-- Begin --

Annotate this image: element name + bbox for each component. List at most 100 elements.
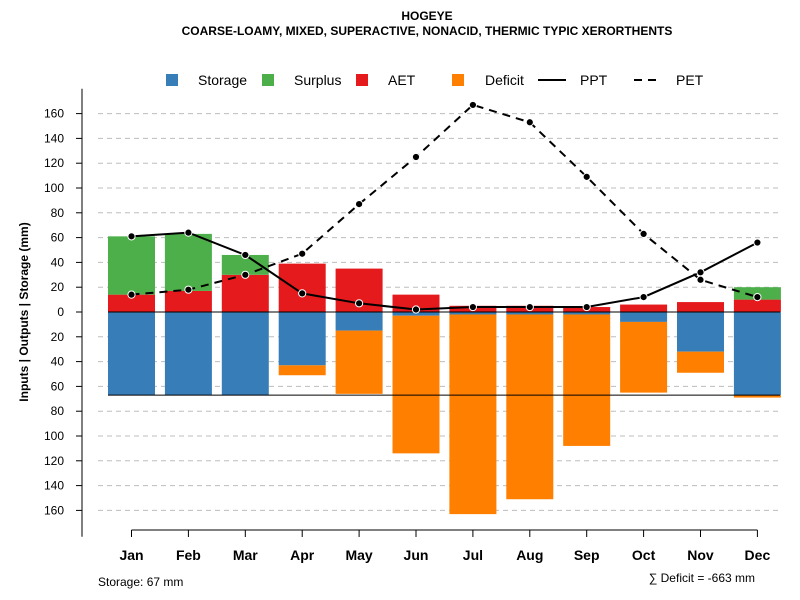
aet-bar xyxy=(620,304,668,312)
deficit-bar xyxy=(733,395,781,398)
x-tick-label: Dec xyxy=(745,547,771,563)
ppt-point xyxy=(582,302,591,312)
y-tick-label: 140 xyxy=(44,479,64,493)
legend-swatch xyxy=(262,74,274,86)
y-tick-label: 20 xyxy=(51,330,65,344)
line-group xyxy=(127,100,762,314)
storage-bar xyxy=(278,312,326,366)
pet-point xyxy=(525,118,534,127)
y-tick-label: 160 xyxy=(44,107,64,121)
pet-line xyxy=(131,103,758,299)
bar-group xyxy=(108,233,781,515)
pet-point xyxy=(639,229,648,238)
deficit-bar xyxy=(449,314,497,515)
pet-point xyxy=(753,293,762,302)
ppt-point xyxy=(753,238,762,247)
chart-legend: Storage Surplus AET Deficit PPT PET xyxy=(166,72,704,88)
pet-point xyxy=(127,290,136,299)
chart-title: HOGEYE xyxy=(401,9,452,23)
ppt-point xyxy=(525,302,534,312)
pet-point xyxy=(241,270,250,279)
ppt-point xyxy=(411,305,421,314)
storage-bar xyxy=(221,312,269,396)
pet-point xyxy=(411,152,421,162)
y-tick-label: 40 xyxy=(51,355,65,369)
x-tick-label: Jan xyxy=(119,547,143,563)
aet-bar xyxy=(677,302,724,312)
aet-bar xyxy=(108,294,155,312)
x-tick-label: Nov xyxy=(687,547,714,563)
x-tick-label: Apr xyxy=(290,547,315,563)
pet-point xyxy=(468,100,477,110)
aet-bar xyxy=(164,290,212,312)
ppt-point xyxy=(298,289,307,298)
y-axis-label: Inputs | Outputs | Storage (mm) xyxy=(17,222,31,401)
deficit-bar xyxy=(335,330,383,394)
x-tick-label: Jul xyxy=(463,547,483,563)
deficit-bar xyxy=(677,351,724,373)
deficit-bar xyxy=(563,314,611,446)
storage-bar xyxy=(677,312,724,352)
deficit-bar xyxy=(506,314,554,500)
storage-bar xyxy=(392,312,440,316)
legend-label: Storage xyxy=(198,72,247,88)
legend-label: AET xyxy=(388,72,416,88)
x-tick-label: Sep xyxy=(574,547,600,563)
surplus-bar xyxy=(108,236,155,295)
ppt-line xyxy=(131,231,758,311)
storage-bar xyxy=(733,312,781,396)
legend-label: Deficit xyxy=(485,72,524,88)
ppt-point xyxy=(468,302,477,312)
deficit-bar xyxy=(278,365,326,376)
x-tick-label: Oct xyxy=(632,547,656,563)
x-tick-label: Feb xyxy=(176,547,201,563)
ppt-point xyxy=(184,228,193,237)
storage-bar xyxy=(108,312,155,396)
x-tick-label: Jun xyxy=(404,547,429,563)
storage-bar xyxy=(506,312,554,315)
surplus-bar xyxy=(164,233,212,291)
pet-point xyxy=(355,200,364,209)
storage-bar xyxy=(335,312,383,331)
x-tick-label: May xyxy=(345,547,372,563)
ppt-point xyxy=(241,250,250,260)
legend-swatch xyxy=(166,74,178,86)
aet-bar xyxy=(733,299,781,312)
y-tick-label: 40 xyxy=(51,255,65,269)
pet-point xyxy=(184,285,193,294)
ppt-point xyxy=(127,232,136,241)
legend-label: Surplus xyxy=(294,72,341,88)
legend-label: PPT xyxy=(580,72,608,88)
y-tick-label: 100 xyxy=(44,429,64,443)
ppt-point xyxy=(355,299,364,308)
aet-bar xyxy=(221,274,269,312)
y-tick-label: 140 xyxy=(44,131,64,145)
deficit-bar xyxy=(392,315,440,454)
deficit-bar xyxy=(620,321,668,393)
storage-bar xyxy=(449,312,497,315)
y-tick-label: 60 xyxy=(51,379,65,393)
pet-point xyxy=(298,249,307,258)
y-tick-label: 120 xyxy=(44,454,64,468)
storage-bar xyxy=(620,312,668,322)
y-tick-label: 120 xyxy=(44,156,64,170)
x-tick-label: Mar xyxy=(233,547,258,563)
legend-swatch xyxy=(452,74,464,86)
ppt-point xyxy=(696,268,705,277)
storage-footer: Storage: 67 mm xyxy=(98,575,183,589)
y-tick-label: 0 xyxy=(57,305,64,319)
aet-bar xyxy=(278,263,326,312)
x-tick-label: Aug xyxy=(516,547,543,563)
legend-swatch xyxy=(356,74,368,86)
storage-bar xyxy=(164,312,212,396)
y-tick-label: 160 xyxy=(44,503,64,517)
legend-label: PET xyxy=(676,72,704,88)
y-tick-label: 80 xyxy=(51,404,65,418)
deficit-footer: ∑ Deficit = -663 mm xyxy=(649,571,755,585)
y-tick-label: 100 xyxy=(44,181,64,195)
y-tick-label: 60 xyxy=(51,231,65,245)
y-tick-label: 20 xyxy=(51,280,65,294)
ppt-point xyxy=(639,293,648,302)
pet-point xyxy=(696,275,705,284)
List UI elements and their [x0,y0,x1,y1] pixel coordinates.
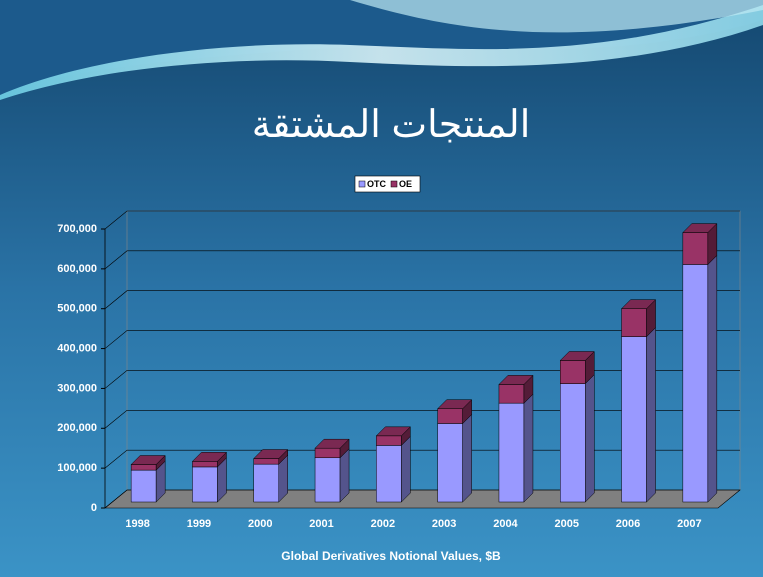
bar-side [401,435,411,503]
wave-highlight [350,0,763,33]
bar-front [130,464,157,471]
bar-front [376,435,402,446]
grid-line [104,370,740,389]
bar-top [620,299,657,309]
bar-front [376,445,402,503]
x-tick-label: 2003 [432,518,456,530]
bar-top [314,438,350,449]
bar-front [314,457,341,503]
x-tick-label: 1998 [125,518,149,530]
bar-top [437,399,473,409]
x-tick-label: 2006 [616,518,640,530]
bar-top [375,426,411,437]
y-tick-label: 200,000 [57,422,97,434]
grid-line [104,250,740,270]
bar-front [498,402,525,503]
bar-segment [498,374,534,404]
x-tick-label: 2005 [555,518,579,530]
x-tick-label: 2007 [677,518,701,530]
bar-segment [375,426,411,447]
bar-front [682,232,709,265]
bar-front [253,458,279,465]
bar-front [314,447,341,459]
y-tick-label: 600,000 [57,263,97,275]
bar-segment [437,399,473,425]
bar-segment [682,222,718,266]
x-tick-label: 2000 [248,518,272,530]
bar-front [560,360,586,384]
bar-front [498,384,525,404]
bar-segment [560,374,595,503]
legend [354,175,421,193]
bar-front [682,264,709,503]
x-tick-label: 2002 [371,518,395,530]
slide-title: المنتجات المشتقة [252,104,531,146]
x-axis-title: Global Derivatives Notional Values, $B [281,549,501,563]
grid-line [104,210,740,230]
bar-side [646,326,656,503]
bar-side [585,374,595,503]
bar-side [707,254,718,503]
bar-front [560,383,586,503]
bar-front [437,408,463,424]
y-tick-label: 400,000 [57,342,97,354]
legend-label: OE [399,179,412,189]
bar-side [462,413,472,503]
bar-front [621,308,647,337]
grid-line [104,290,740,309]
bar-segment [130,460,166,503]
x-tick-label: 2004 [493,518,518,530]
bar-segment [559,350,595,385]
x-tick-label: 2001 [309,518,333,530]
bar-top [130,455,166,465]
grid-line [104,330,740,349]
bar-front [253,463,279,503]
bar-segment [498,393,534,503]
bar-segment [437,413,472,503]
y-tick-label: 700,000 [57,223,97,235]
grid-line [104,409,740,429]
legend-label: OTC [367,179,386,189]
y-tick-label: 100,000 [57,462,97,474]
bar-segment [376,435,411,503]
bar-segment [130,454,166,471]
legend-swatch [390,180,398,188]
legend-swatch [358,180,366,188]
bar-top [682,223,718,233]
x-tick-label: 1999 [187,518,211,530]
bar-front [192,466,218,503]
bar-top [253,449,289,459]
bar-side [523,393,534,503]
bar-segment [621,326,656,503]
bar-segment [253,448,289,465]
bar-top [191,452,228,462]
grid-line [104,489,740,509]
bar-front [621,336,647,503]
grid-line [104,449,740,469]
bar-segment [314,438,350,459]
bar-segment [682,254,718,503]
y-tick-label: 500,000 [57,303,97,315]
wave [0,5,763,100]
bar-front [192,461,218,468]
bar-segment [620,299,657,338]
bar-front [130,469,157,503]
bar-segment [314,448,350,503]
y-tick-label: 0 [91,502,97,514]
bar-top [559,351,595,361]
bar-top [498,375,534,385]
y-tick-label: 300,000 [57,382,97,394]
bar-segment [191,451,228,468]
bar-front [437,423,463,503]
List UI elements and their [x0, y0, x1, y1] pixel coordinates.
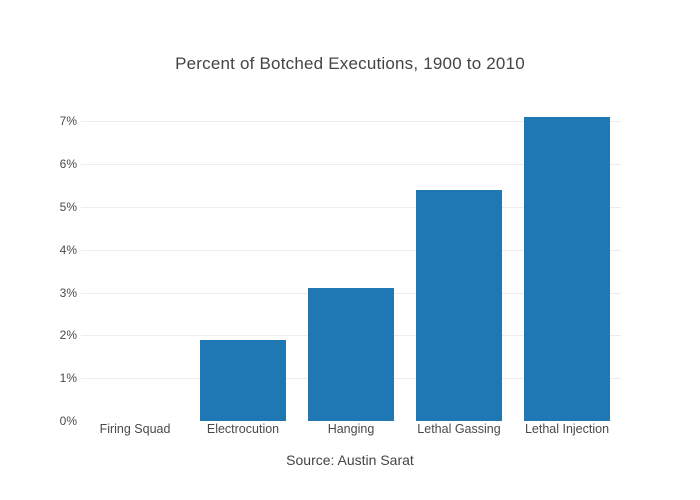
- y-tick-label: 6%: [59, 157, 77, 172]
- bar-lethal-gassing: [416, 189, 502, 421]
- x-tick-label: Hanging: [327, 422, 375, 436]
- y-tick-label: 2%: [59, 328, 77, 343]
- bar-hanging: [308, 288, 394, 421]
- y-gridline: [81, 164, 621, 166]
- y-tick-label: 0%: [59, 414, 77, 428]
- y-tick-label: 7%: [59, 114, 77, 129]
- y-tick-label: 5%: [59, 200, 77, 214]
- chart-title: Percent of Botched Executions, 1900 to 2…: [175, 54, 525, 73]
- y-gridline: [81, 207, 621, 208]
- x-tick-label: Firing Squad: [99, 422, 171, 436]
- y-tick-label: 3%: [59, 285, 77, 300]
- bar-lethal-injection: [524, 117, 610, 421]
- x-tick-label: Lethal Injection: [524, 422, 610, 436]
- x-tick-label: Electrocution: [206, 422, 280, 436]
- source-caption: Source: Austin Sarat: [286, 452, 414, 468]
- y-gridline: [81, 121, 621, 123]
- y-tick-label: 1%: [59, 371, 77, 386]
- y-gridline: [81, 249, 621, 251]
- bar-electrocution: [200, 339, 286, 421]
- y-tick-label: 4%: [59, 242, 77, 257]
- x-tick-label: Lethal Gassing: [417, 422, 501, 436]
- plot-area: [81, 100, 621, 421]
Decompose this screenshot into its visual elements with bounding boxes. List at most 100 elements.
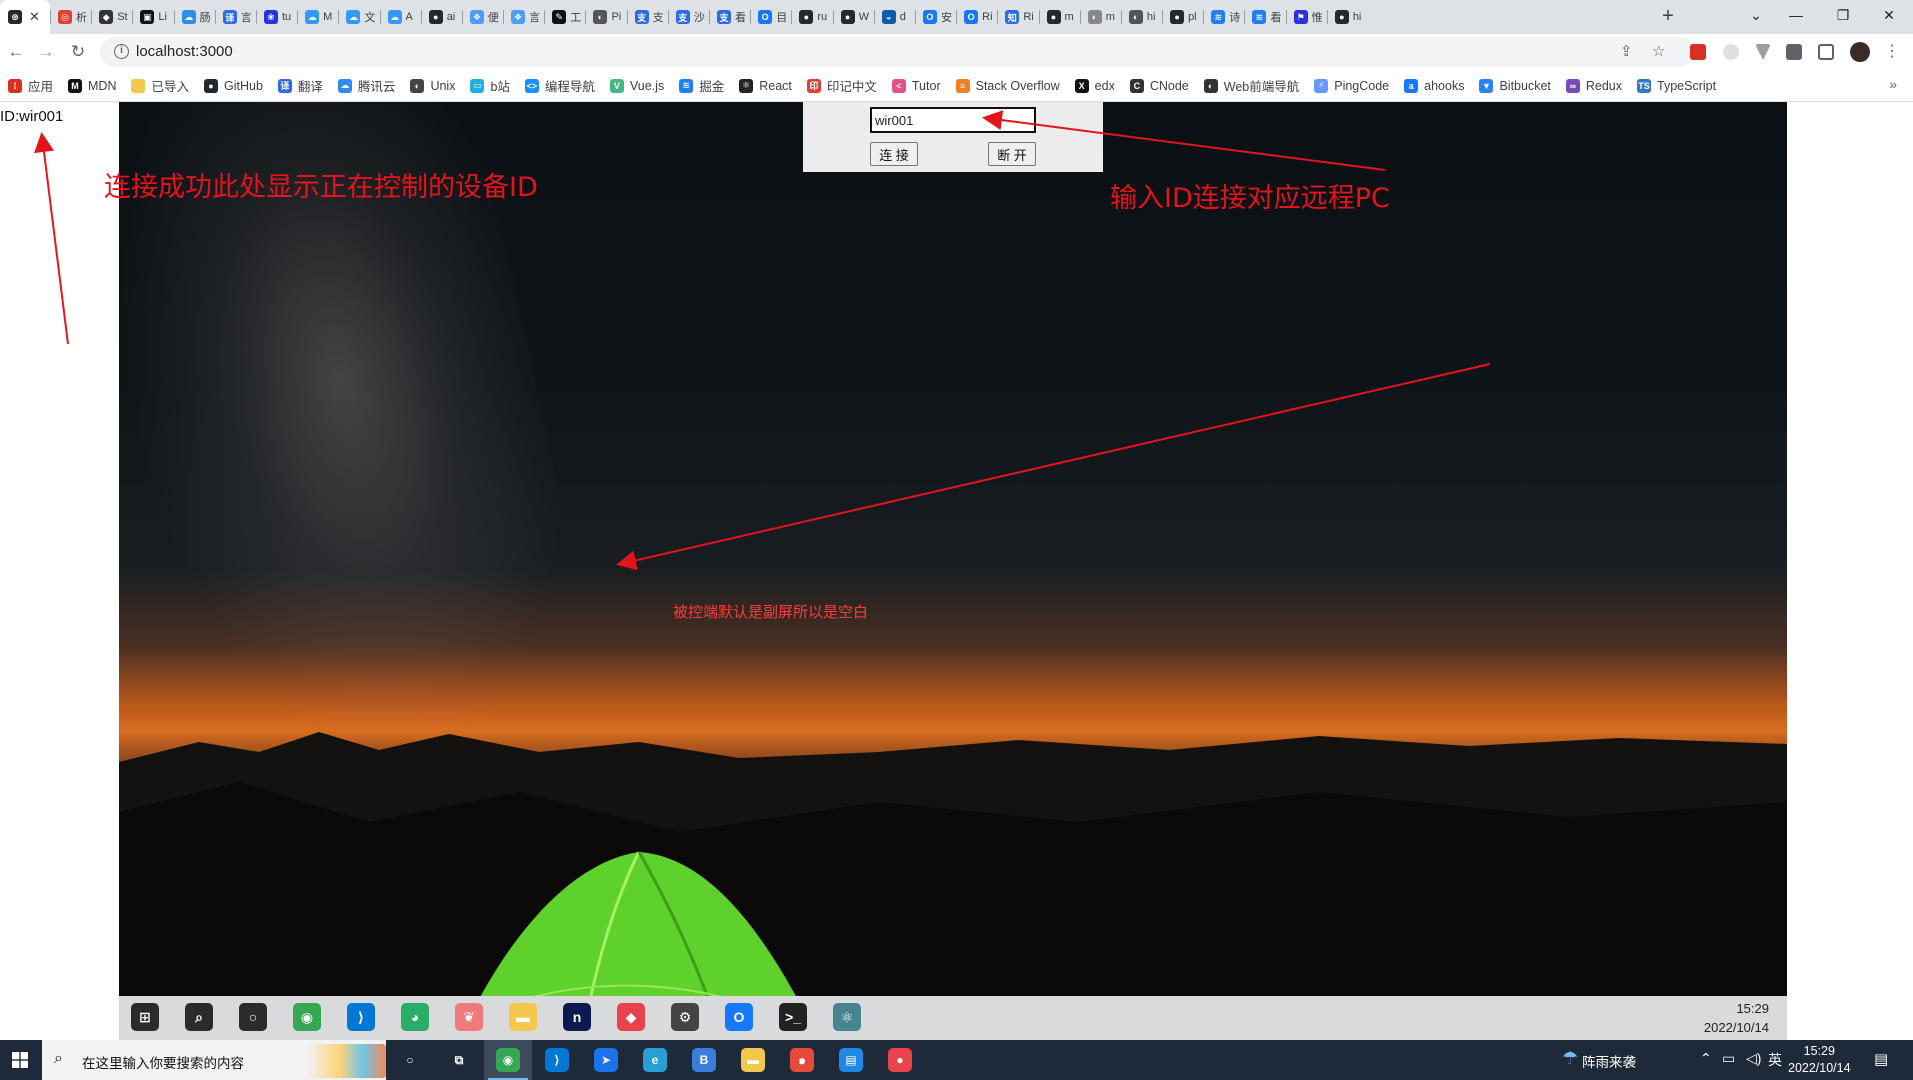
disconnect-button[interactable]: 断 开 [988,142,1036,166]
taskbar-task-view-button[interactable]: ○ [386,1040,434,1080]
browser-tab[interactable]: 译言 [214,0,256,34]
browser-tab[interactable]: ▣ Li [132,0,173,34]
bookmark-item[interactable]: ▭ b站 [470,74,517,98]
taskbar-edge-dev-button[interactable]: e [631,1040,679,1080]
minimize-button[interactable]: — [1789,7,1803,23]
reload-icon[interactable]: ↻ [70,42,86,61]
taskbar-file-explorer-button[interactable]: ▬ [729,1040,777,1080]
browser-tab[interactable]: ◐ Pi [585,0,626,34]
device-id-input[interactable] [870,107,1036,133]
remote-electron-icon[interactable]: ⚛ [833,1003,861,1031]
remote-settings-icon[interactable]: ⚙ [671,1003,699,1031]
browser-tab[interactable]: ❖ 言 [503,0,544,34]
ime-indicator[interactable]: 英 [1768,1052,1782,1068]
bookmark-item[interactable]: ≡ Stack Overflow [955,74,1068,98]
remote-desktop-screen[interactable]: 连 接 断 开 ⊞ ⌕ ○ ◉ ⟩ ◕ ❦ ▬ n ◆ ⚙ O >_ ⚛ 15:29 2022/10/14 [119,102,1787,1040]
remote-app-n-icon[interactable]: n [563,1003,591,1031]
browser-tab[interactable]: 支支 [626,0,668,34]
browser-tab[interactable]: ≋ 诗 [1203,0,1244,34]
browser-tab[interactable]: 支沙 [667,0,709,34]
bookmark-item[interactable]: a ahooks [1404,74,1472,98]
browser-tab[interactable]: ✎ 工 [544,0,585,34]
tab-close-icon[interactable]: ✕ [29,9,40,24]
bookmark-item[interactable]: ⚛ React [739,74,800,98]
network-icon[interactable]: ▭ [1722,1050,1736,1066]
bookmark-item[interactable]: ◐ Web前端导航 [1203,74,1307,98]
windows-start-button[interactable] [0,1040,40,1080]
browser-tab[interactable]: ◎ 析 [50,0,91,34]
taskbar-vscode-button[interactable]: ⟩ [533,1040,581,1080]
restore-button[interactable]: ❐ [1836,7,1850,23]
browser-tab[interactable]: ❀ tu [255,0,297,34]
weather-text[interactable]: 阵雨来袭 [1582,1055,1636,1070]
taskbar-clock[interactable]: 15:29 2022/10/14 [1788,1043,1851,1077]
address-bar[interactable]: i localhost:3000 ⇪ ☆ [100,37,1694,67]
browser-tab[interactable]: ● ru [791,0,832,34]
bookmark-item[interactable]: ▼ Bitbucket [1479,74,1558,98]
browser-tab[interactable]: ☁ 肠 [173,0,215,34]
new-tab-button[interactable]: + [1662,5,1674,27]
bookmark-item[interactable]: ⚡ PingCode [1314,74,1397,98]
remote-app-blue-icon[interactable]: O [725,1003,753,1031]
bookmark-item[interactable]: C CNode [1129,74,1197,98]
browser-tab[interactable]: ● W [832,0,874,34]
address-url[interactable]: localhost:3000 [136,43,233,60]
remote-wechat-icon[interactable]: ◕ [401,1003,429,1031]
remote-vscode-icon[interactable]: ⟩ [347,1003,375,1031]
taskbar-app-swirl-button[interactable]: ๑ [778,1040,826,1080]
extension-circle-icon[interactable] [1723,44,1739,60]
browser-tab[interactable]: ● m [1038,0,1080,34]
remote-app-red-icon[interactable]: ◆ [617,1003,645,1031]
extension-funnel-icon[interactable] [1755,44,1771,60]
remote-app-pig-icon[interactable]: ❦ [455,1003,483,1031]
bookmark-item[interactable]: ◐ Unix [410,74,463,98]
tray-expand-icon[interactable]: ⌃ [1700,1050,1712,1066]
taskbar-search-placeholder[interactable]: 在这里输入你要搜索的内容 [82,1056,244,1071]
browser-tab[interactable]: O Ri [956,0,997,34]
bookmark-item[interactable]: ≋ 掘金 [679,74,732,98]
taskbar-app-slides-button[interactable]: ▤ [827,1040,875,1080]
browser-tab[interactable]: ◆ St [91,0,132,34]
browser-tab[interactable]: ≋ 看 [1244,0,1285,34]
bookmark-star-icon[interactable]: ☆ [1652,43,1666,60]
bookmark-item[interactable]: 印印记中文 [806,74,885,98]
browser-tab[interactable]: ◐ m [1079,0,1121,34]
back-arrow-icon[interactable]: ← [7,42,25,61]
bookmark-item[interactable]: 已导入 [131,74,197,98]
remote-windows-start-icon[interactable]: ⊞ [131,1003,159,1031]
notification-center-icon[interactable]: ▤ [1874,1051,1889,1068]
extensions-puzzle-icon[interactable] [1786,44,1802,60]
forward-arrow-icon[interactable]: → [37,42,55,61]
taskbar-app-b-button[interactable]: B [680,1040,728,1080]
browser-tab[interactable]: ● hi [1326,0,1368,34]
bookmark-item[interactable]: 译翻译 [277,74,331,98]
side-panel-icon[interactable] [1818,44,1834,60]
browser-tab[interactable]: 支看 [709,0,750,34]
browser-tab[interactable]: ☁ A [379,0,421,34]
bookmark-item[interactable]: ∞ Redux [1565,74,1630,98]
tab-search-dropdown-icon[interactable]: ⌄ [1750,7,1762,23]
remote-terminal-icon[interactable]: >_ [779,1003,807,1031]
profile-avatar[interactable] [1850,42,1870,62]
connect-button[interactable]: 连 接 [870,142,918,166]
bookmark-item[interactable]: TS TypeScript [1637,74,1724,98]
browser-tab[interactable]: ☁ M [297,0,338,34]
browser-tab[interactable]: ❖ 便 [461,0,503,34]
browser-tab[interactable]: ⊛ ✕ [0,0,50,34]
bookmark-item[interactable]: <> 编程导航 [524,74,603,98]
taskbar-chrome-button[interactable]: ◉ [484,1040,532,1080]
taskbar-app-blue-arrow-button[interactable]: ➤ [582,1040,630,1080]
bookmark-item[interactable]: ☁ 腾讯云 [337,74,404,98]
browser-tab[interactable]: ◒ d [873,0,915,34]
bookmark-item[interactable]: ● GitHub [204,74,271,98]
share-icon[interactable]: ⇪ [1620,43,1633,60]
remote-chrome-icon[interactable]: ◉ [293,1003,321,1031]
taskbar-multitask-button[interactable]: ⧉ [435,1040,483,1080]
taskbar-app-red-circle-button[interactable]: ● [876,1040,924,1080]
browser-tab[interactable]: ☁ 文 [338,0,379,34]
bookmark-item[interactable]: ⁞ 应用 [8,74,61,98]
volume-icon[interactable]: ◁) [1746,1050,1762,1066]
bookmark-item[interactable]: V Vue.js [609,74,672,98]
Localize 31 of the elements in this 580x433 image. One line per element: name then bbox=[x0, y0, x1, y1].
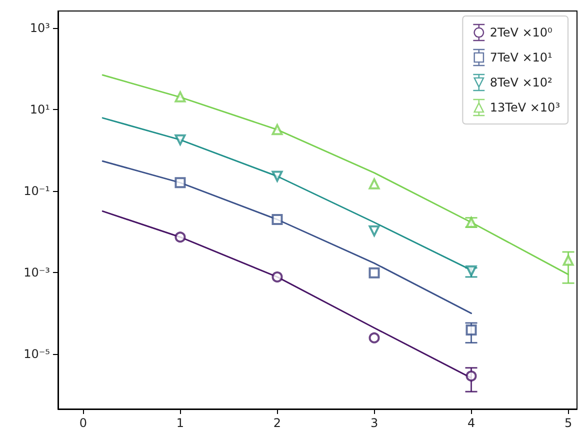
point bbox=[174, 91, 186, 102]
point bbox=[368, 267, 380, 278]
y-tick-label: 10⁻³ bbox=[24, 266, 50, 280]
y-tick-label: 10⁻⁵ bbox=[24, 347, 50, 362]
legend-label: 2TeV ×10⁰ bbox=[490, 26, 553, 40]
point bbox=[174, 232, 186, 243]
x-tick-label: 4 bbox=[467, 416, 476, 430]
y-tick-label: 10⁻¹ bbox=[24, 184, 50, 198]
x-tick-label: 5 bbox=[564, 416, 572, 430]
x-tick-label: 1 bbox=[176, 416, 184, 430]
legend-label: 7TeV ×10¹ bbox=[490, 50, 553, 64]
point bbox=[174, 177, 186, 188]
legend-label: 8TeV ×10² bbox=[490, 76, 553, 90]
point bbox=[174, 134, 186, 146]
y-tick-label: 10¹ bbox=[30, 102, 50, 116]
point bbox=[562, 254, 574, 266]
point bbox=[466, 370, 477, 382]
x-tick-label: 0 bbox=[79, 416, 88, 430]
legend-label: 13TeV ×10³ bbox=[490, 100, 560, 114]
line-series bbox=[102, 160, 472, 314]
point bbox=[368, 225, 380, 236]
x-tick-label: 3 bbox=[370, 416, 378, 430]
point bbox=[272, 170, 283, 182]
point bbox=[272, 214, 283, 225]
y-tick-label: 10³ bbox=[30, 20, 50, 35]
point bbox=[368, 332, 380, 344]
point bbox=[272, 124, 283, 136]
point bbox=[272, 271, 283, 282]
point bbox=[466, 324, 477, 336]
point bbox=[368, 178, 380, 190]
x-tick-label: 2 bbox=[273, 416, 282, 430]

-- End --

Task directions – Give again only the lines beginning at the one that has "point bbox=[174, 91, 186, 102]" and stopping after the one that has "x-tick-label: 5 bbox=[564, 416, 572, 430]", with "point" renamed to "marker" and nothing else changed.

Response to the task –
marker bbox=[174, 91, 186, 102]
marker bbox=[368, 267, 380, 278]
y-tick-label: 10⁻³ bbox=[24, 266, 50, 280]
y-tick-label: 10⁻⁵ bbox=[24, 347, 50, 362]
legend-label: 2TeV ×10⁰ bbox=[490, 26, 553, 40]
marker bbox=[174, 232, 186, 243]
x-tick-label: 4 bbox=[467, 416, 476, 430]
y-tick-label: 10⁻¹ bbox=[24, 184, 50, 198]
x-tick-label: 5 bbox=[564, 416, 572, 430]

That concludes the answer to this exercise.